Task description =>
Only the pictures are omitted; repeat all other data exactly.

----- Supplied information

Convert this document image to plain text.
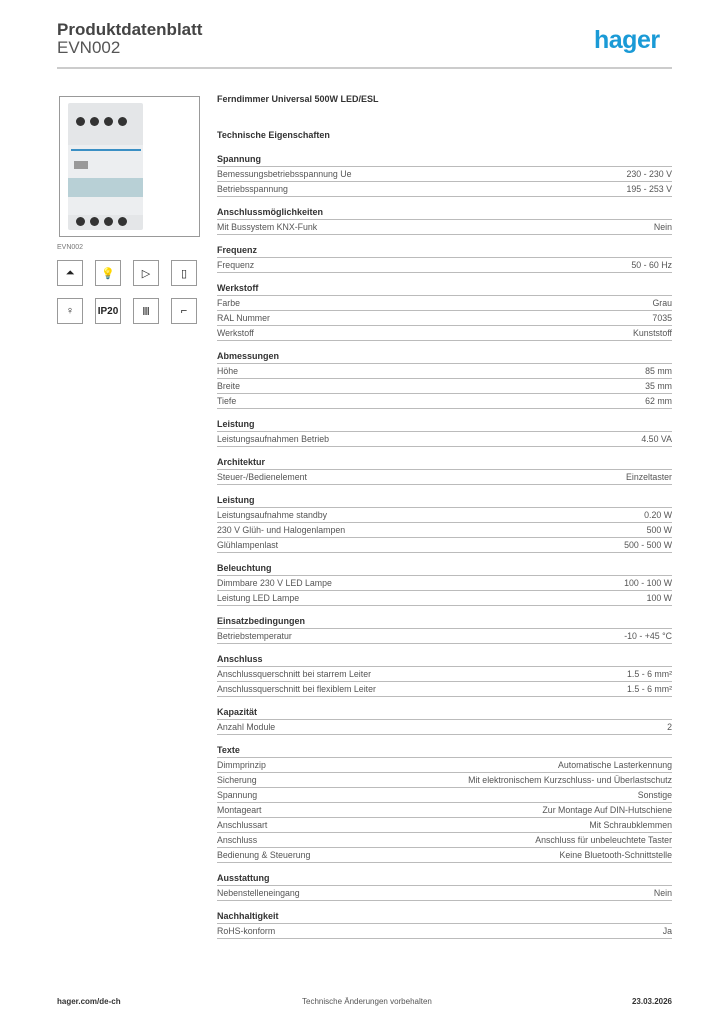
Produktdatenblatt
EVN002	hager
EVN002
⏶	💡	▷	▯
♀	IP20	Ⅲ	⌐
Ferndimmer Universal 500W LED/ESL
Technische Eigenschaften
Spannung
Bemessungsbetriebsspannung Ue	230 - 230 V
Betriebsspannung	195 - 253 V
Anschlussmöglichkeiten
Mit Bussystem KNX-Funk	Nein
Frequenz
Frequenz	50 - 60 Hz
Werkstoff
Farbe	Grau
RAL Nummer	7035
Werkstoff	Kunststoff
Abmessungen
Höhe	85 mm
Breite	35 mm
Tiefe	62 mm
Leistung
Leistungsaufnahmen Betrieb	4.50 VA
Architektur
Steuer-/Bedienelement	Einzeltaster
Leistung
Leistungsaufnahme standby	0.20 W
230 V Glüh- und Halogenlampen	500 W
Glühlampenlast	500 - 500 W
Beleuchtung
Dimmbare 230 V LED Lampe	100 - 100 W
Leistung LED Lampe	100 W
Einsatzbedingungen
Betriebstemperatur	-10 - +45 °C
Anschluss
Anschlussquerschnitt bei starrem Leiter	1.5 - 6 mm²
Anschlussquerschnitt bei flexiblem Leiter	1.5 - 6 mm²
Kapazität
Anzahl Module	2
Texte
Dimmprinzip	Automatische Lasterkennung
Sicherung	Mit elektronischem Kurzschluss- und Überlastschutz
Spannung	Sonstige
Montageart	Zur Montage Auf DIN-Hutschiene
Anschlussart	Mit Schraubklemmen
Anschluss	Anschluss für unbeleuchtete Taster
Bedienung & Steuerung	Keine Bluetooth-Schnittstelle
Ausstattung
Nebenstelleneingang	Nein
Nachhaltigkeit
RoHS-konform	Ja
hager.com/de-ch	Technische Änderungen vorbehalten	23.03.2026
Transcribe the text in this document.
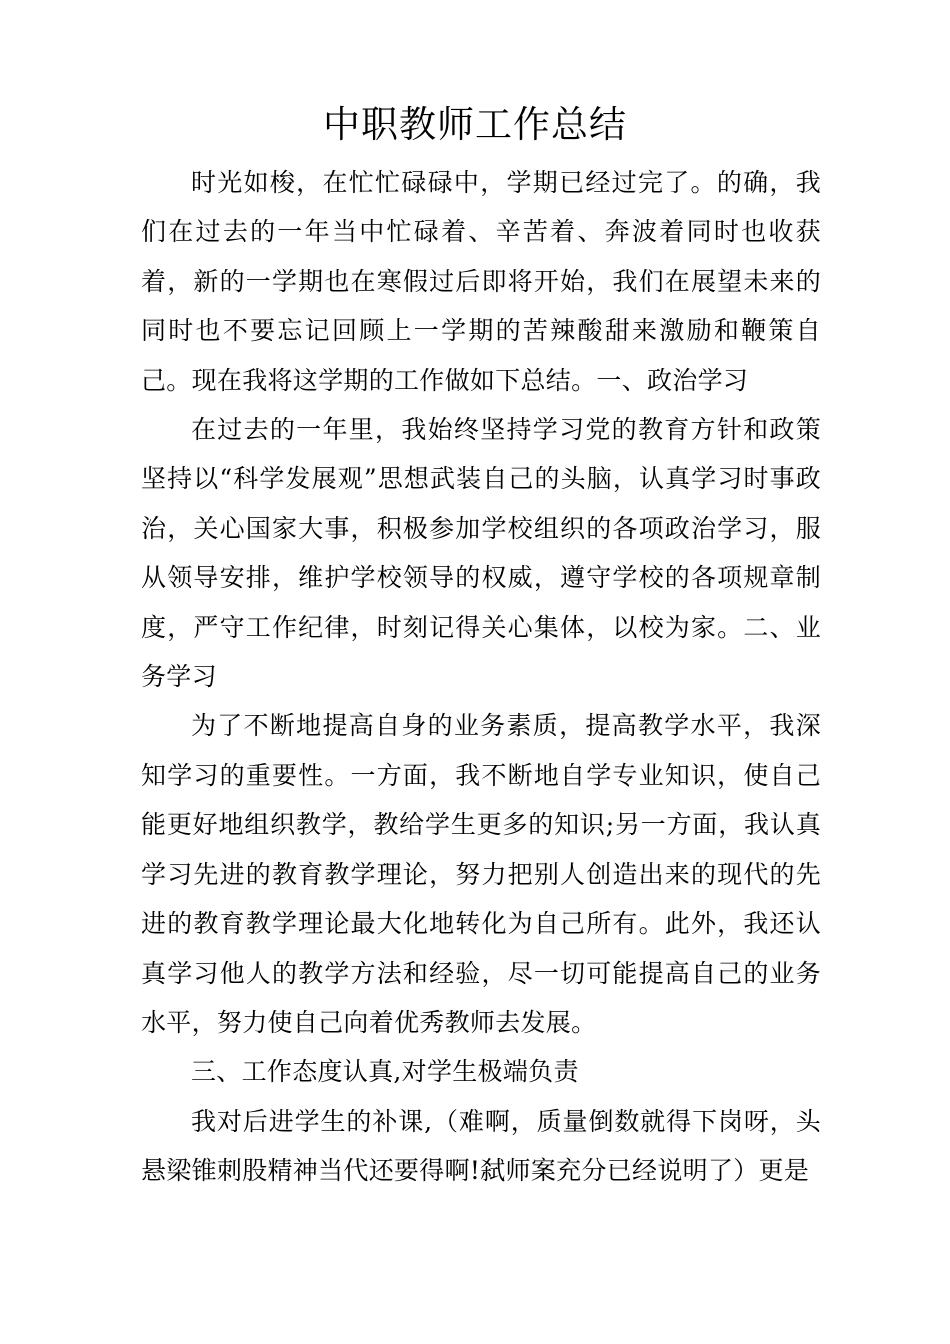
中职教师工作总结

时光如梭，在忙忙碌碌中，学期已经过完了。的确，我们在过去的一年当中忙碌着、辛苦着、奔波着同时也收获着，新的一学期也在寒假过后即将开始，我们在展望未来的同时也不要忘记回顾上一学期的苦辣酸甜来激励和鞭策自己。现在我将这学期的工作做如下总结。一、政治学习

在过去的一年里，我始终坚持学习党的教育方针和政策坚持以“科学发展观”思想武装自己的头脑，认真学习时事政治，关心国家大事，积极参加学校组织的各项政治学习，服从领导安排，维护学校领导的权威，遵守学校的各项规章制度，严守工作纪律，时刻记得关心集体，以校为家。二、业务学习

为了不断地提高自身的业务素质，提高教学水平，我深知学习的重要性。一方面，我不断地自学专业知识，使自己能更好地组织教学，教给学生更多的知识;另一方面，我认真学习先进的教育教学理论，努力把别人创造出来的现代的先进的教育教学理论最大化地转化为自己所有。此外，我还认真学习他人的教学方法和经验，尽一切可能提高自己的业务水平，努力使自己向着优秀教师去发展。

三、工作态度认真,对学生极端负责

我对后进学生的补课,（难啊，质量倒数就得下岗呀，头悬梁锥刺股精神当代还要得啊!弑师案充分已经说明了）更是
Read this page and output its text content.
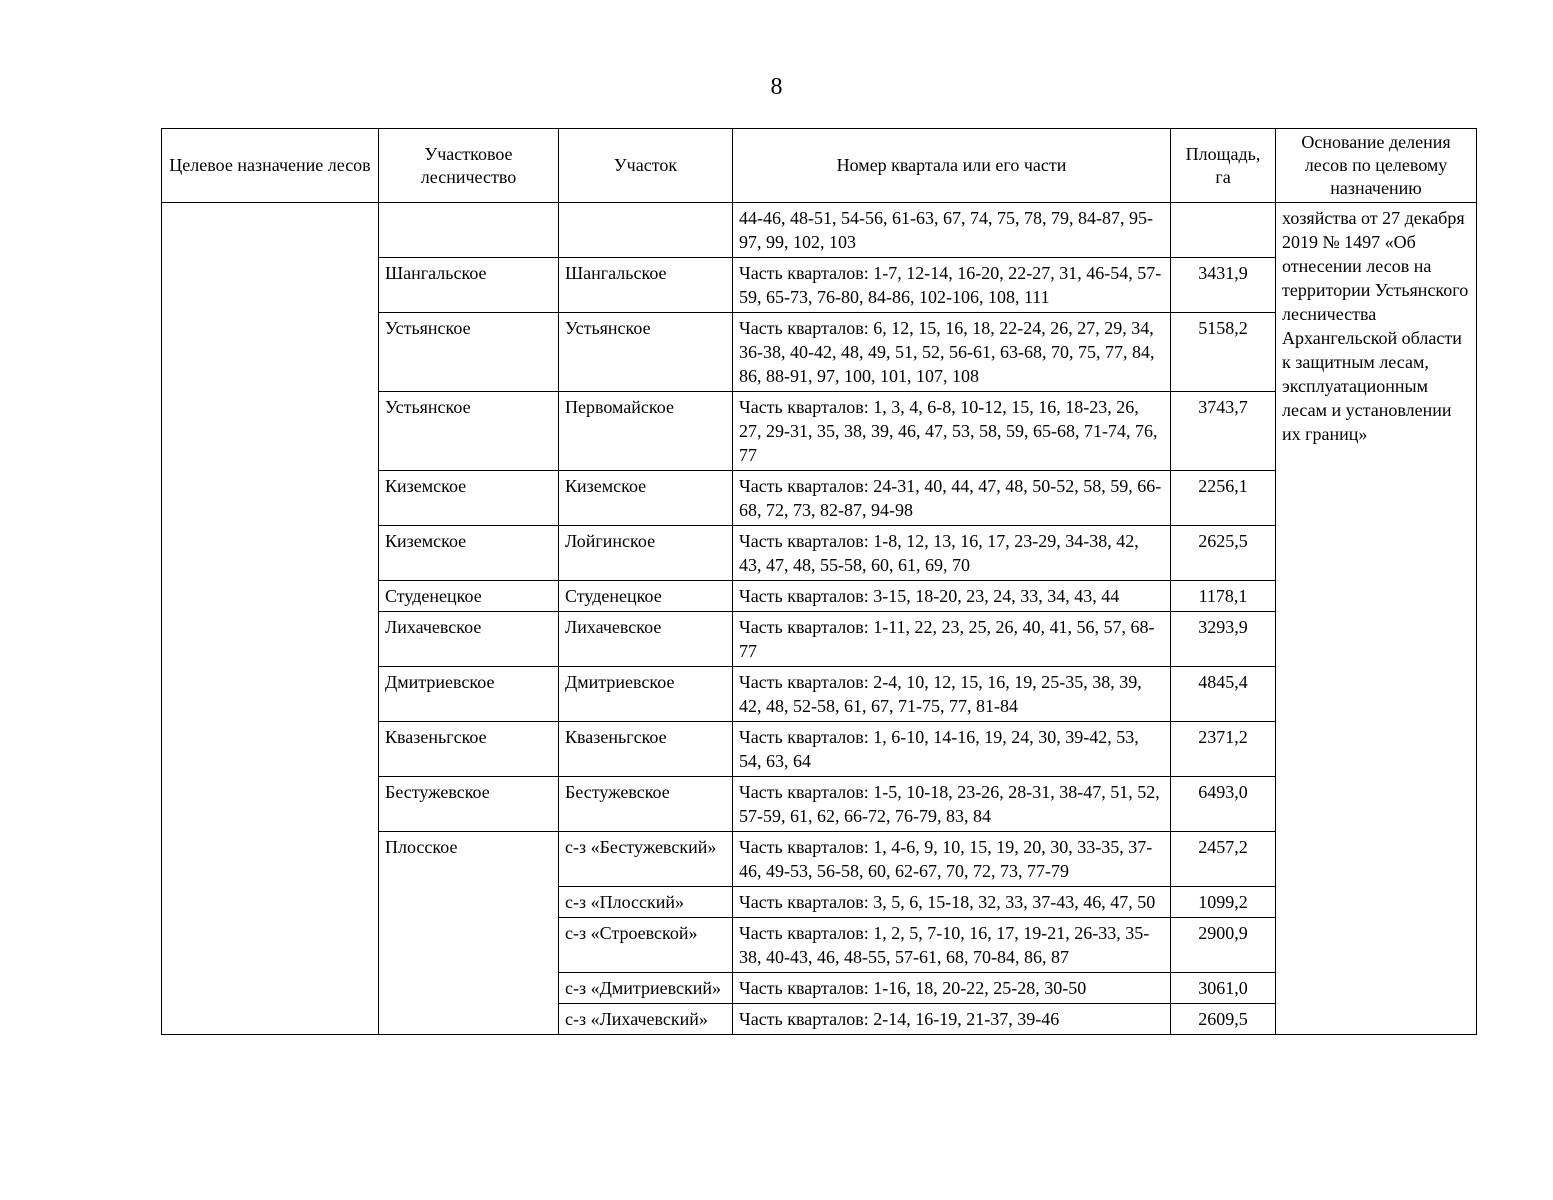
8
Целевое назначение лесов	Участковое лесничество	Участок	Номер квартала или его части	Площадь, га	Основание деления лесов по целевому назначению
			44-46, 48-51, 54-56, 61-63, 67, 74, 75, 78, 79, 84-87, 95-97, 99, 102, 103		хозяйства от 27 декабря 2019 № 1497 «Об отнесении лесов на территории Устьянского лесничества Архангельской области к защитным лесам, эксплуатационным лесам и установлении их границ»
	Шангальское	Шангальское	Часть кварталов: 1-7, 12-14, 16-20, 22-27, 31, 46-54, 57-59, 65-73, 76-80, 84-86, 102-106, 108, 111	3431,9	
	Устьянское	Устьянское	Часть кварталов: 6, 12, 15, 16, 18, 22-24, 26, 27, 29, 34, 36-38, 40-42, 48, 49, 51, 52, 56-61, 63-68, 70, 75, 77, 84, 86, 88-91, 97, 100, 101, 107, 108	5158,2	
	Устьянское	Первомайское	Часть кварталов: 1, 3, 4, 6-8, 10-12, 15, 16, 18-23, 26, 27, 29-31, 35, 38, 39, 46, 47, 53, 58, 59, 65-68, 71-74, 76, 77	3743,7	
	Киземское	Киземское	Часть кварталов: 24-31, 40, 44, 47, 48, 50-52, 58, 59, 66-68, 72, 73, 82-87, 94-98	2256,1	
	Киземское	Лойгинское	Часть кварталов: 1-8, 12, 13, 16, 17, 23-29, 34-38, 42, 43, 47, 48, 55-58, 60, 61, 69, 70	2625,5	
	Студенецкое	Студенецкое	Часть кварталов: 3-15, 18-20, 23, 24, 33, 34, 43, 44	1178,1	
	Лихачевское	Лихачевское	Часть кварталов: 1-11, 22, 23, 25, 26, 40, 41, 56, 57, 68-77	3293,9	
	Дмитриевское	Дмитриевское	Часть кварталов: 2-4, 10, 12, 15, 16, 19, 25-35, 38, 39, 42, 48, 52-58, 61, 67, 71-75, 77, 81-84	4845,4	
	Квазеньгское	Квазеньгское	Часть кварталов: 1, 6-10, 14-16, 19, 24, 30, 39-42, 53, 54, 63, 64	2371,2	
	Бестужевское	Бестужевское	Часть кварталов: 1-5, 10-18, 23-26, 28-31, 38-47, 51, 52, 57-59, 61, 62, 66-72, 76-79, 83, 84	6493,0	
	Плосское	с-з «Бестужевский»	Часть кварталов: 1, 4-6, 9, 10, 15, 19, 20, 30, 33-35, 37-46, 49-53, 56-58, 60, 62-67, 70, 72, 73, 77-79	2457,2	
		с-з «Плосский»	Часть кварталов: 3, 5, 6, 15-18, 32, 33, 37-43, 46, 47, 50	1099,2	
		с-з «Строевской»	Часть кварталов: 1, 2, 5, 7-10, 16, 17, 19-21, 26-33, 35-38, 40-43, 46, 48-55, 57-61, 68, 70-84, 86, 87	2900,9	
		с-з «Дмитриевский»	Часть кварталов: 1-16, 18, 20-22, 25-28, 30-50	3061,0	
		с-з «Лихачевский»	Часть кварталов: 2-14, 16-19, 21-37, 39-46	2609,5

----------

Result of this exercise =>
Convert this document image to plain text.
Produktdatenblatt
EVN002	hager
EVN002
⏶	💡	▷	▯
♀	IP20	Ⅲ	⌐
Ferndimmer Universal 500W LED/ESL
Technische Eigenschaften
Spannung
Bemessungsbetriebsspannung Ue	230 - 230 V
Betriebsspannung	195 - 253 V
Anschlussmöglichkeiten
Mit Bussystem KNX-Funk	Nein
Frequenz
Frequenz	50 - 60 Hz
Werkstoff
Farbe	Grau
RAL Nummer	7035
Werkstoff	Kunststoff
Abmessungen
Höhe	85 mm
Breite	35 mm
Tiefe	62 mm
Leistung
Leistungsaufnahmen Betrieb	4.50 VA
Architektur
Steuer-/Bedienelement	Einzeltaster
Leistung
Leistungsaufnahme standby	0.20 W
230 V Glüh- und Halogenlampen	500 W
Glühlampenlast	500 - 500 W
Beleuchtung
Dimmbare 230 V LED Lampe	100 - 100 W
Leistung LED Lampe	100 W
Einsatzbedingungen
Betriebstemperatur	-10 - +45 °C
Anschluss
Anschlussquerschnitt bei starrem Leiter	1.5 - 6 mm²
Anschlussquerschnitt bei flexiblem Leiter	1.5 - 6 mm²
Kapazität
Anzahl Module	2
Texte
Dimmprinzip	Automatische Lasterkennung
Sicherung	Mit elektronischem Kurzschluss- und Überlastschutz
Spannung	Sonstige
Montageart	Zur Montage Auf DIN-Hutschiene
Anschlussart	Mit Schraubklemmen
Anschluss	Anschluss für unbeleuchtete Taster
Bedienung & Steuerung	Keine Bluetooth-Schnittstelle
Ausstattung
Nebenstelleneingang	Nein
Nachhaltigkeit
RoHS-konform	Ja
hager.com/de-ch	Technische Änderungen vorbehalten	23.03.2026
Transcribe the text in this document.
中职教师工作总结

时光如梭，在忙忙碌碌中，学期已经过完了。的确，我们在过去的一年当中忙碌着、辛苦着、奔波着同时也收获着，新的一学期也在寒假过后即将开始，我们在展望未来的同时也不要忘记回顾上一学期的苦辣酸甜来激励和鞭策自己。现在我将这学期的工作做如下总结。一、政治学习

在过去的一年里，我始终坚持学习党的教育方针和政策坚持以“科学发展观”思想武装自己的头脑，认真学习时事政治，关心国家大事，积极参加学校组织的各项政治学习，服从领导安排，维护学校领导的权威，遵守学校的各项规章制度，严守工作纪律，时刻记得关心集体，以校为家。二、业务学习

为了不断地提高自身的业务素质，提高教学水平，我深知学习的重要性。一方面，我不断地自学专业知识，使自己能更好地组织教学，教给学生更多的知识;另一方面，我认真学习先进的教育教学理论，努力把别人创造出来的现代的先进的教育教学理论最大化地转化为自己所有。此外，我还认真学习他人的教学方法和经验，尽一切可能提高自己的业务水平，努力使自己向着优秀教师去发展。

三、工作态度认真,对学生极端负责

我对后进学生的补课,（难啊，质量倒数就得下岗呀，头悬梁锥刺股精神当代还要得啊!弑师案充分已经说明了）更是
Read this page and output its text content.
8
Целевое назначение лесов	Участковое лесничество	Участок	Номер квартала или его части	Площадь, га	Основание деления лесов по целевому назначению
			44-46, 48-51, 54-56, 61-63, 67, 74, 75, 78, 79, 84-87, 95-97, 99, 102, 103		хозяйства от 27 декабря 2019 № 1497 «Об отнесении лесов на территории Устьянского лесничества Архангельской области к защитным лесам, эксплуатационным лесам и установлении их границ»
	Шангальское	Шангальское	Часть кварталов: 1-7, 12-14, 16-20, 22-27, 31, 46-54, 57-59, 65-73, 76-80, 84-86, 102-106, 108, 111	3431,9	
	Устьянское	Устьянское	Часть кварталов: 6, 12, 15, 16, 18, 22-24, 26, 27, 29, 34, 36-38, 40-42, 48, 49, 51, 52, 56-61, 63-68, 70, 75, 77, 84, 86, 88-91, 97, 100, 101, 107, 108	5158,2	
	Устьянское	Первомайское	Часть кварталов: 1, 3, 4, 6-8, 10-12, 15, 16, 18-23, 26, 27, 29-31, 35, 38, 39, 46, 47, 53, 58, 59, 65-68, 71-74, 76, 77	3743,7	
	Киземское	Киземское	Часть кварталов: 24-31, 40, 44, 47, 48, 50-52, 58, 59, 66-68, 72, 73, 82-87, 94-98	2256,1	
	Киземское	Лойгинское	Часть кварталов: 1-8, 12, 13, 16, 17, 23-29, 34-38, 42, 43, 47, 48, 55-58, 60, 61, 69, 70	2625,5	
	Студенецкое	Студенецкое	Часть кварталов: 3-15, 18-20, 23, 24, 33, 34, 43, 44	1178,1	
	Лихачевское	Лихачевское	Часть кварталов: 1-11, 22, 23, 25, 26, 40, 41, 56, 57, 68-77	3293,9	
	Дмитриевское	Дмитриевское	Часть кварталов: 2-4, 10, 12, 15, 16, 19, 25-35, 38, 39, 42, 48, 52-58, 61, 67, 71-75, 77, 81-84	4845,4	
	Квазеньгское	Квазеньгское	Часть кварталов: 1, 6-10, 14-16, 19, 24, 30, 39-42, 53, 54, 63, 64	2371,2	
	Бестужевское	Бестужевское	Часть кварталов: 1-5, 10-18, 23-26, 28-31, 38-47, 51, 52, 57-59, 61, 62, 66-72, 76-79, 83, 84	6493,0	
	Плосское	с-з «Бестужевский»	Часть кварталов: 1, 4-6, 9, 10, 15, 19, 20, 30, 33-35, 37-46, 49-53, 56-58, 60, 62-67, 70, 72, 73, 77-79	2457,2	
		с-з «Плосский»	Часть кварталов: 3, 5, 6, 15-18, 32, 33, 37-43, 46, 47, 50	1099,2	
		с-з «Строевской»	Часть кварталов: 1, 2, 5, 7-10, 16, 17, 19-21, 26-33, 35-38, 40-43, 46, 48-55, 57-61, 68, 70-84, 86, 87	2900,9	
		с-з «Дмитриевский»	Часть кварталов: 1-16, 18, 20-22, 25-28, 30-50	3061,0	
		с-з «Лихачевский»	Часть кварталов: 2-14, 16-19, 21-37, 39-46	2609,5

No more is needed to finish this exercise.